Locate all lines in the data below that hold "قريشا" and show them.

** Start SUPPLIED MATERIAL **

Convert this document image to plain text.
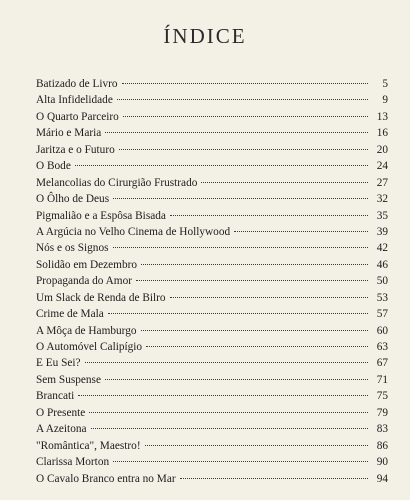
ÍNDICE
Batizado de Livro	5
Alta Infidelidade	9
O Quarto Parceiro	13
Mário e Maria	16
Jaritza e o Futuro	20
O Bode	24
Melancolias do Cirurgião Frustrado	27
O Ôlho de Deus	32
Pigmalião e a Espôsa Bisada	35
A Argúcia no Velho Cinema de Hollywood	39
Nós e os Signos	42
Solidão em Dezembro	46
Propaganda do Amor	50
Um Slack de Renda de Bilro	53
Crime de Mala	57
A Môça de Hamburgo	60
O Automóvel Calipígio	63
E Eu Sei?	67
Sem Suspense	71
Brancati	75
O Presente	79
A Azeitona	83
"Romântica", Maestro!	86
Clarissa Morton	90
O Cavalo Branco entra no Mar	94
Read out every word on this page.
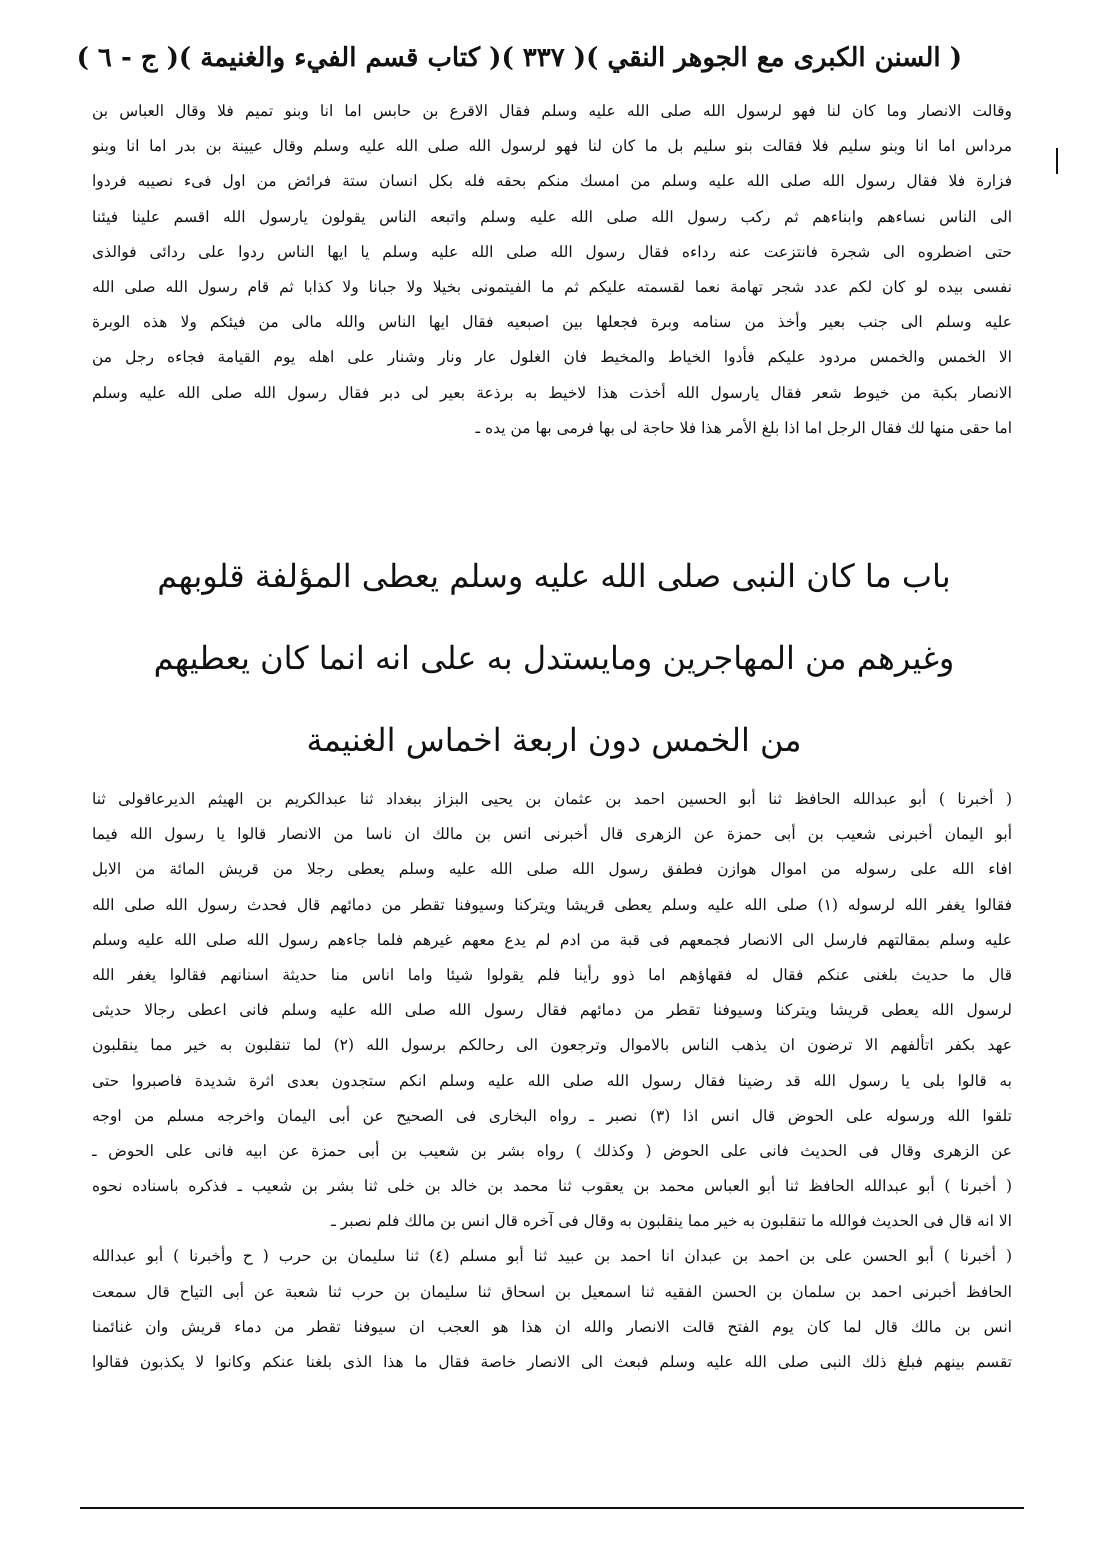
( السنن الكبرى مع الجوهر النقي )
( ٣٣٧ )
( كتاب قسم الفيء والغنيمة )
( ج - ٦ )
وقالت الانصار وما كان لنا فهو لرسول الله صلى الله عليه وسلم فقال الاقرع بن حابس اما انا وبنو تميم فلا وقال العباس بن
مرداس اما انا وبنو سليم فلا فقالت بنو سليم بل ما كان لنا فهو لرسول الله صلى الله عليه وسلم وقال عيينة بن بدر اما انا وبنو
فزارة فلا فقال رسول الله صلى الله عليه وسلم من امسك منكم بحقه فله بكل انسان ستة فرائض من اول فىء نصيبه فردوا
الى الناس نساءهم وابناءهم ثم ركب رسول الله صلى الله عليه وسلم واتبعه الناس يقولون يارسول الله اقسم علينا فيئنا
حتى اضطروه الى شجرة فانتزعت عنه رداءه فقال رسول الله صلى الله عليه وسلم يا ايها الناس ردوا على ردائى فوالذى
نفسى بيده لو كان لكم عدد شجر تهامة نعما لقسمته عليكم ثم ما الفيتمونى بخيلا ولا جبانا ولا كذابا ثم قام رسول الله صلى الله
عليه وسلم الى جنب بعير وأخذ من سنامه وبرة فجعلها بين اصبعيه فقال ايها الناس والله مالى من فيئكم ولا هذه الوبرة
الا الخمس والخمس مردود عليكم فأدوا الخياط والمخيط فان الغلول عار ونار وشنار على اهله يوم القيامة فجاءه رجل من
الانصار بكبة من خيوط شعر فقال يارسول الله أخذت هذا لاخيط به برذعة بعير لى دبر فقال رسول الله صلى الله عليه وسلم
اما حقى منها لك فقال الرجل اما اذا بلغ الأمر هذا فلا حاجة لى بها فرمى بها من يده ـ
باب ما كان النبى صلى الله عليه وسلم يعطى المؤلفة قلوبهم
وغيرهم من المهاجرين ومايستدل به على انه انما كان يعطيهم
من الخمس دون اربعة اخماس الغنيمة
( أخبرنا ) أبو عبدالله الحافظ ثنا أبو الحسين احمد بن عثمان بن يحيى البزاز ببغداد ثنا عبدالكريم بن الهيثم الديرعاقولى ثنا
أبو اليمان أخبرنى شعيب بن أبى حمزة عن الزهرى قال أخبرنى انس بن مالك ان ناسا من الانصار قالوا يا رسول الله فيما
افاء الله على رسوله من اموال هوازن فطفق رسول الله صلى الله عليه وسلم يعطى رجلا من قريش المائة من الابل
فقالوا يغفر الله لرسوله (١) صلى الله عليه وسلم يعطى قريشا ويتركنا وسيوفنا تقطر من دمائهم قال فحدث رسول الله صلى الله
عليه وسلم بمقالتهم فارسل الى الانصار فجمعهم فى قبة من ادم لم يدع معهم غيرهم فلما جاءهم رسول الله صلى الله عليه وسلم
قال ما حديث بلغنى عنكم فقال له فقهاؤهم اما ذوو رأينا فلم يقولوا شيئا واما اناس منا حديثة اسنانهم فقالوا يغفر الله
لرسول الله يعطى قريشا ويتركنا وسيوفنا تقطر من دمائهم فقال رسول الله صلى الله عليه وسلم فانى اعطى رجالا حديثى
عهد بكفر اتألفهم الا ترضون ان يذهب الناس بالاموال وترجعون الى رحالكم برسول الله (٢) لما تنقلبون به خير مما ينقلبون
به قالوا بلى يا رسول الله قد رضينا فقال رسول الله صلى الله عليه وسلم انكم ستجدون بعدى اثرة شديدة فاصبروا حتى
تلقوا الله ورسوله على الحوض قال انس اذا (٣) نصبر ـ رواه البخارى فى الصحيح عن أبى اليمان واخرجه مسلم من اوجه
عن الزهرى وقال فى الحديث فانى على الحوض ( وكذلك ) رواه بشر بن شعيب بن أبى حمزة عن ابيه فانى على الحوض ـ
( أخبرنا ) أبو عبدالله الحافظ ثنا أبو العباس محمد بن يعقوب ثنا محمد بن خالد بن خلى ثنا بشر بن شعيب ـ فذكره باسناده نحوه
الا انه قال فى الحديث فوالله ما تنقلبون به خير مما ينقلبون به وقال فى آخره قال انس بن مالك فلم نصبر ـ
( أخبرنا ) أبو الحسن على بن احمد بن عبدان انا احمد بن عبيد ثنا أبو مسلم (٤) ثنا سليمان بن حرب ( ح وأخبرنا ) أبو عبدالله
الحافظ أخبرنى احمد بن سلمان بن الحسن الفقيه ثنا اسمعيل بن اسحاق ثنا سليمان بن حرب ثنا شعبة عن أبى التياح قال سمعت
انس بن مالك قال لما كان يوم الفتح قالت الانصار والله ان هذا هو العجب ان سيوفنا تقطر من دماء قريش وان غنائمنا
تقسم بينهم فبلغ ذلك النبى صلى الله عليه وسلم فبعث الى الانصار خاصة فقال ما هذا الذى بلغنا عنكم وكانوا لا يكذبون فقالوا
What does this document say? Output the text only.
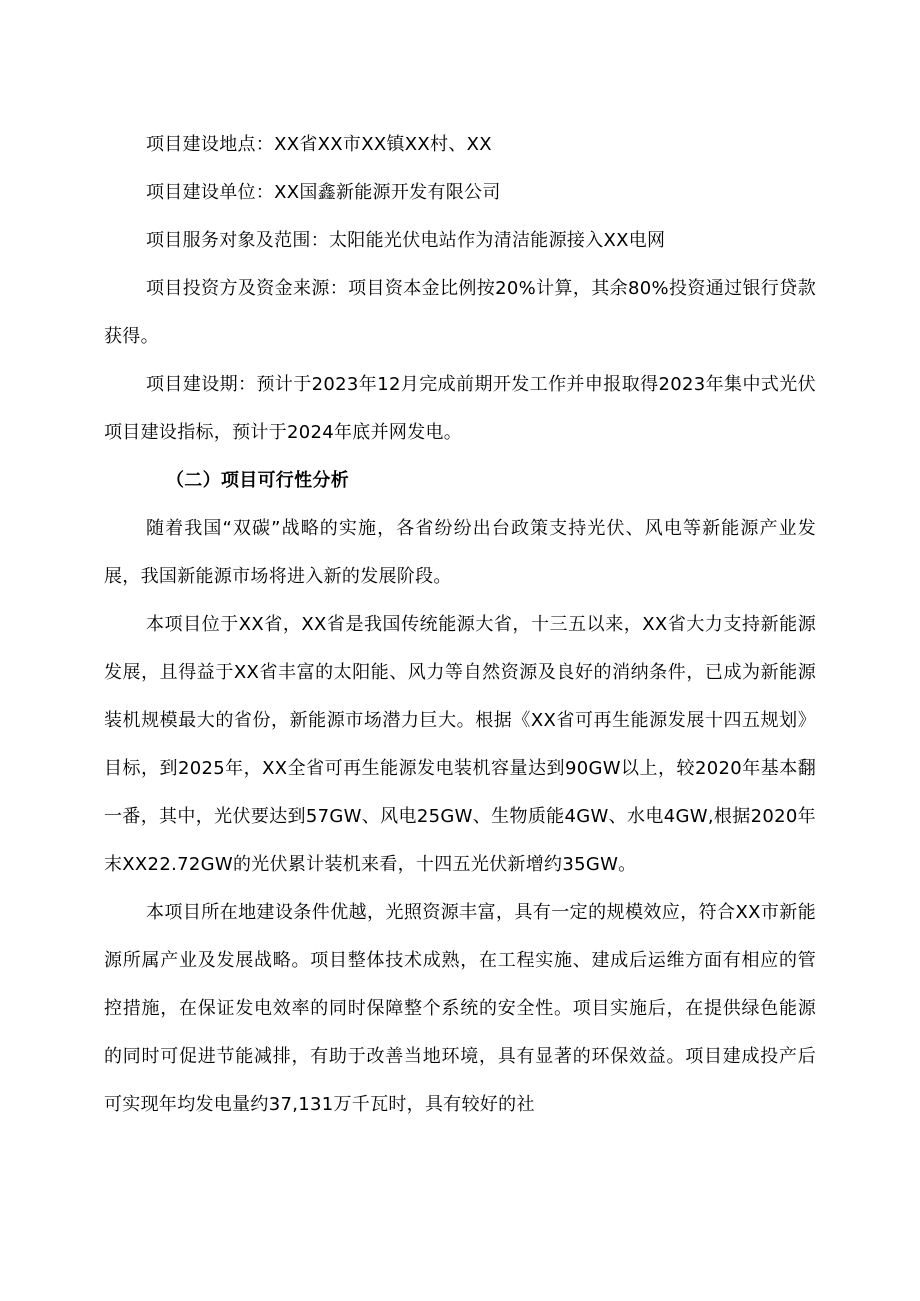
项目建设地点：XX省XX市XX镇XX村、XX

项目建设单位：XX国鑫新能源开发有限公司

项目服务对象及范围：太阳能光伏电站作为清洁能源接入XX电网

项目投资方及资金来源：项目资本金比例按20%计算，其余80%投资通过银行贷款获得。

项目建设期：预计于2023年12月完成前期开发工作并申报取得2023年集中式光伏项目建设指标，预计于2024年底并网发电。

（二）项目可行性分析

随着我国“双碳”战略的实施，各省纷纷出台政策支持光伏、风电等新能源产业发展，我国新能源市场将进入新的发展阶段。

本项目位于XX省，XX省是我国传统能源大省，十三五以来，XX省大力支持新能源发展，且得益于XX省丰富的太阳能、风力等自然资源及良好的消纳条件，已成为新能源装机规模最大的省份，新能源市场潜力巨大。根据《XX省可再生能源发展十四五规划》目标，到2025年，XX全省可再生能源发电装机容量达到90GW以上，较2020年基本翻一番，其中，光伏要达到57GW、风电25GW、生物质能4GW、水电4GW,根据2020年末XX22.72GW的光伏累计装机来看，十四五光伏新增约35GW。

本项目所在地建设条件优越，光照资源丰富，具有一定的规模效应，符合XX市新能源所属产业及发展战略。项目整体技术成熟，在工程实施、建成后运维方面有相应的管控措施，在保证发电效率的同时保障整个系统的安全性。项目实施后，在提供绿色能源的同时可促进节能减排，有助于改善当地环境，具有显著的环保效益。项目建成投产后可实现年均发电量约37,131万千瓦时，具有较好的社
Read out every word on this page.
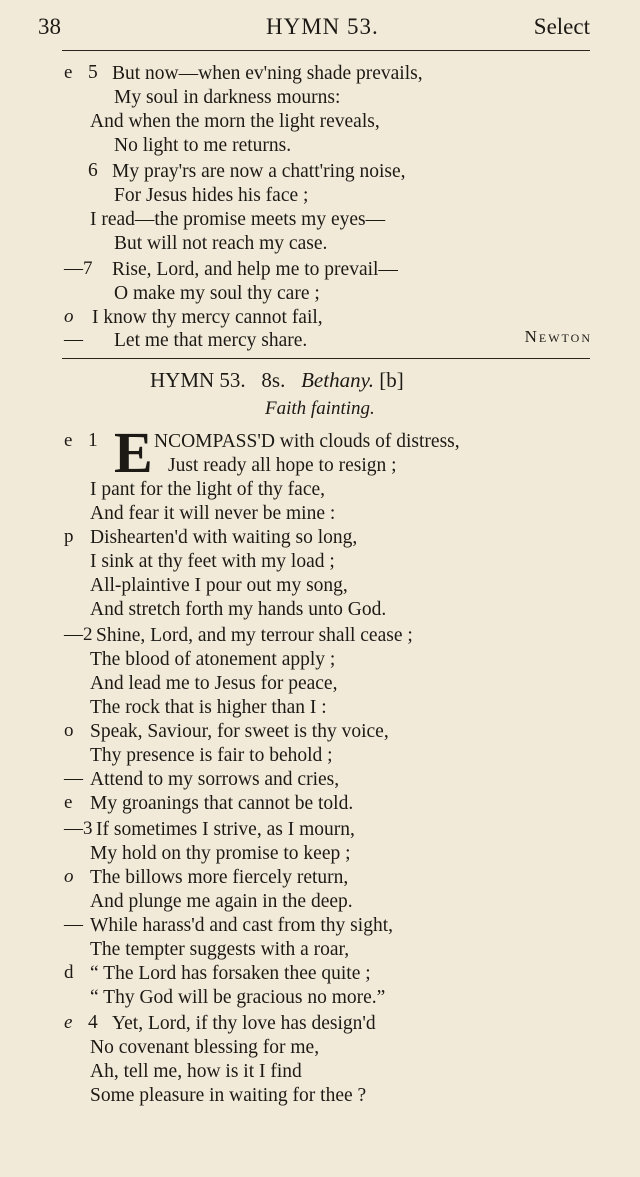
38	HYMN 53.	Select
e 5 But now—when ev'ning shade prevails,
My soul in darkness mourns:
And when the morn the light reveals,
No light to me returns.
6 My pray'rs are now a chatt'ring noise,
For Jesus hides his face ;
I read—the promise meets my eyes—
But will not reach my case.
—7 Rise, Lord, and help me to prevail—
O make my soul thy care ;
o I know thy mercy cannot fail,
— Let me that mercy share.	Newton
HYMN 53. 8s. Bethany. [b]
Faith fainting.
E
e 1	NCOMPASS'D with clouds of distress,
Just ready all hope to resign ;
I pant for the light of thy face,
And fear it will never be mine :
p Dishearten'd with waiting so long,
I sink at thy feet with my load ;
All-plaintive I pour out my song,
And stretch forth my hands unto God.
—2 Shine, Lord, and my terrour shall cease ;
The blood of atonement apply ;
And lead me to Jesus for peace,
The rock that is higher than I :
o Speak, Saviour, for sweet is thy voice,
Thy presence is fair to behold ;
— Attend to my sorrows and cries,
e My groanings that cannot be told.
—3 If sometimes I strive, as I mourn,
My hold on thy promise to keep ;
o The billows more fiercely return,
And plunge me again in the deep.
— While harass'd and cast from thy sight,
The tempter suggests with a roar,
d “ The Lord has forsaken thee quite ;
“ Thy God will be gracious no more.”
e 4 Yet, Lord, if thy love has design'd
No covenant blessing for me,
Ah, tell me, how is it I find
Some pleasure in waiting for thee ?
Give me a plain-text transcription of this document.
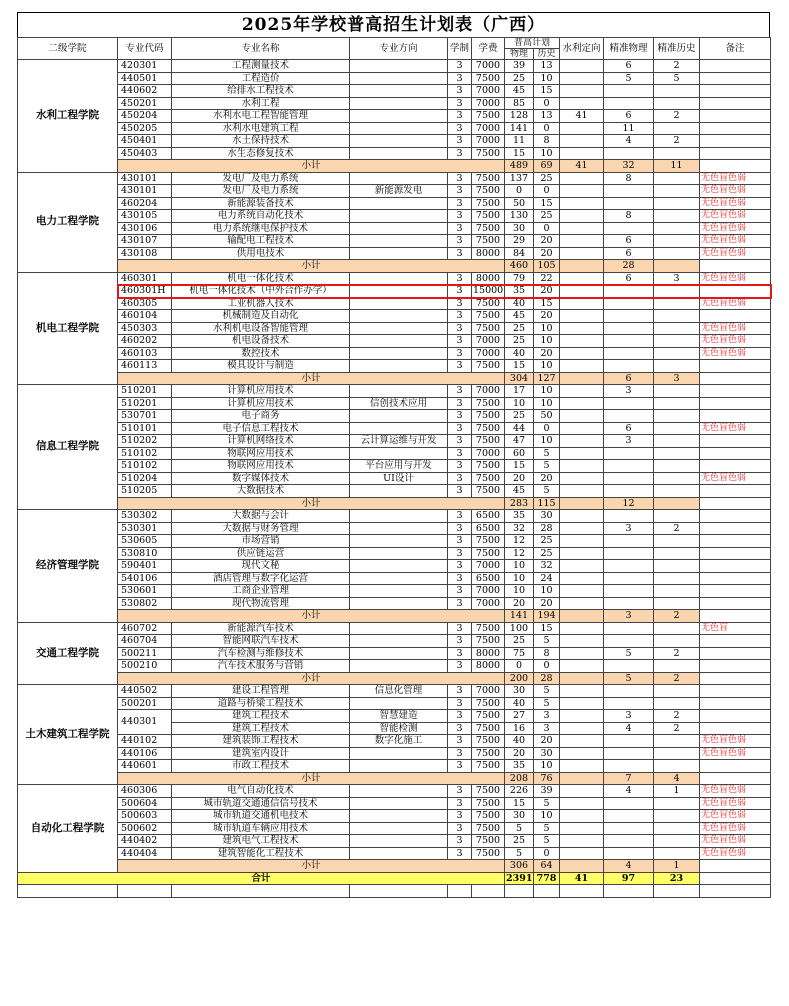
2025年学校普高招生计划表（广西）
二级学院	专业代码	专业名称	专业方向	学制	学费	普高计划		水利定向	精准物理	精准历史	备注
						物理	历史				
水利工程学院	420301	工程测量技术		3	7000	39	13		6	2	
	440501	工程造价		3	7500	25	10		5	5	
	440602	给排水工程技术		3	7000	45	15				
	450201	水利工程		3	7000	85	0				
	450204	水利水电工程智能管理		3	7500	128	13	41	6	2	
	450205	水利水电建筑工程		3	7000	141	0		11		
	450401	水土保持技术		3	7000	11	8		4	2	
	450403	水生态修复技术		3	7500	15	10				
	小计					489	69	41	32	11	
电力工程学院	430101	发电厂及电力系统		3	7500	137	25		8		无色盲色弱
	430101	发电厂及电力系统	新能源发电	3	7500	0	0				无色盲色弱
	460204	新能源装备技术		3	7500	50	15				无色盲色弱
	430105	电力系统自动化技术		3	7500	130	25		8		无色盲色弱
	430106	电力系统继电保护技术		3	7500	30	0				无色盲色弱
	430107	输配电工程技术		3	7500	29	20		6		无色盲色弱
	430108	供用电技术		3	8000	84	20		6		无色盲色弱
	小计					460	105		28		
机电工程学院	460301	机电一体化技术		3	8000	79	22		6	3	无色盲色弱
	460301H	机电一体化技术（中外合作办学）		3	15000	35	20				
	460305	工业机器人技术		3	7500	40	15				无色盲色弱
	460104	机械制造及自动化		3	7500	45	20				
	450303	水利机电设备智能管理		3	7500	25	10				无色盲色弱
	460202	机电设备技术		3	7000	25	10				无色盲色弱
	460103	数控技术		3	7000	40	20				无色盲色弱
	460113	模具设计与制造		3	7500	15	10				
	小计					304	127		6	3	
信息工程学院	510201	计算机应用技术		3	7000	17	10		3		
	510201	计算机应用技术	信创技术应用	3	7500	10	10				
	530701	电子商务		3	7500	25	50				
	510101	电子信息工程技术		3	7500	44	0		6		无色盲色弱
	510202	计算机网络技术	云计算运维与开发	3	7500	47	10		3		
	510102	物联网应用技术		3	7000	60	5				
	510102	物联网应用技术	平台应用与开发	3	7500	15	5				
	510204	数字媒体技术	UI设计	3	7500	20	20				无色盲色弱
	510205	大数据技术		3	7500	45	5				
	小计					283	115		12		
经济管理学院	530302	大数据与会计		3	6500	35	30				
	530301	大数据与财务管理		3	6500	32	28		3	2	
	530605	市场营销		3	7500	12	25				
	530810	供应链运营		3	7500	12	25				
	590401	现代文秘		3	7000	10	32				
	540106	酒店管理与数字化运营		3	6500	10	24				
	530601	工商企业管理		3	7000	10	10				
	530802	现代物流管理		3	7000	20	20				
	小计					141	194		3	2	
交通工程学院	460702	新能源汽车技术		3	7500	100	15				无色盲
	460704	智能网联汽车技术		3	7500	25	5				
	500211	汽车检测与维修技术		3	8000	75	8		5	2	
	500210	汽车技术服务与营销		3	8000	0	0				
	小计					200	28		5	2	
土木建筑工程学院	440502	建设工程管理	信息化管理	3	7000	30	5				
	500201	道路与桥梁工程技术		3	7500	40	5				
	440301	建筑工程技术	智慧建造	3	7500	27	3		3	2	
		建筑工程技术	智能检测	3	7500	16	3		4	2	
	440102	建筑装饰工程技术	数字化施工	3	7500	40	20				无色盲色弱
	440106	建筑室内设计		3	7500	20	30				无色盲色弱
	440601	市政工程技术		3	7500	35	10				
	小计					208	76		7	4	
自动化工程学院	460306	电气自动化技术		3	7500	226	39		4	1	无色盲色弱
	500604	城市轨道交通通信信号技术		3	7500	15	5				无色盲色弱
	500603	城市轨道交通机电技术		3	7500	30	10				无色盲色弱
	500602	城市轨道车辆应用技术		3	7500	5	5				无色盲色弱
	440402	建筑电气工程技术		3	7500	25	5				无色盲色弱
	440404	建筑智能化工程技术		3	7500	5	0				无色盲色弱
	小计					306	64		4	1	
合计						2391	778	41	97	23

** End SUPPLIED MATERIAL **

*ANSWER TO THE EXERCISE*:
فقالوا يغفر الله لرسوله (١) صلى الله عليه وسلم يعطى قريشا ويتركنا وسيوفنا تقطر من دمائهم قال فحدث رسول الله صلى الله
لرسول الله يعطى قريشا ويتركنا وسيوفنا تقطر من دمائهم فقال رسول الله صلى الله عليه وسلم فانى اعطى رجالا حديثى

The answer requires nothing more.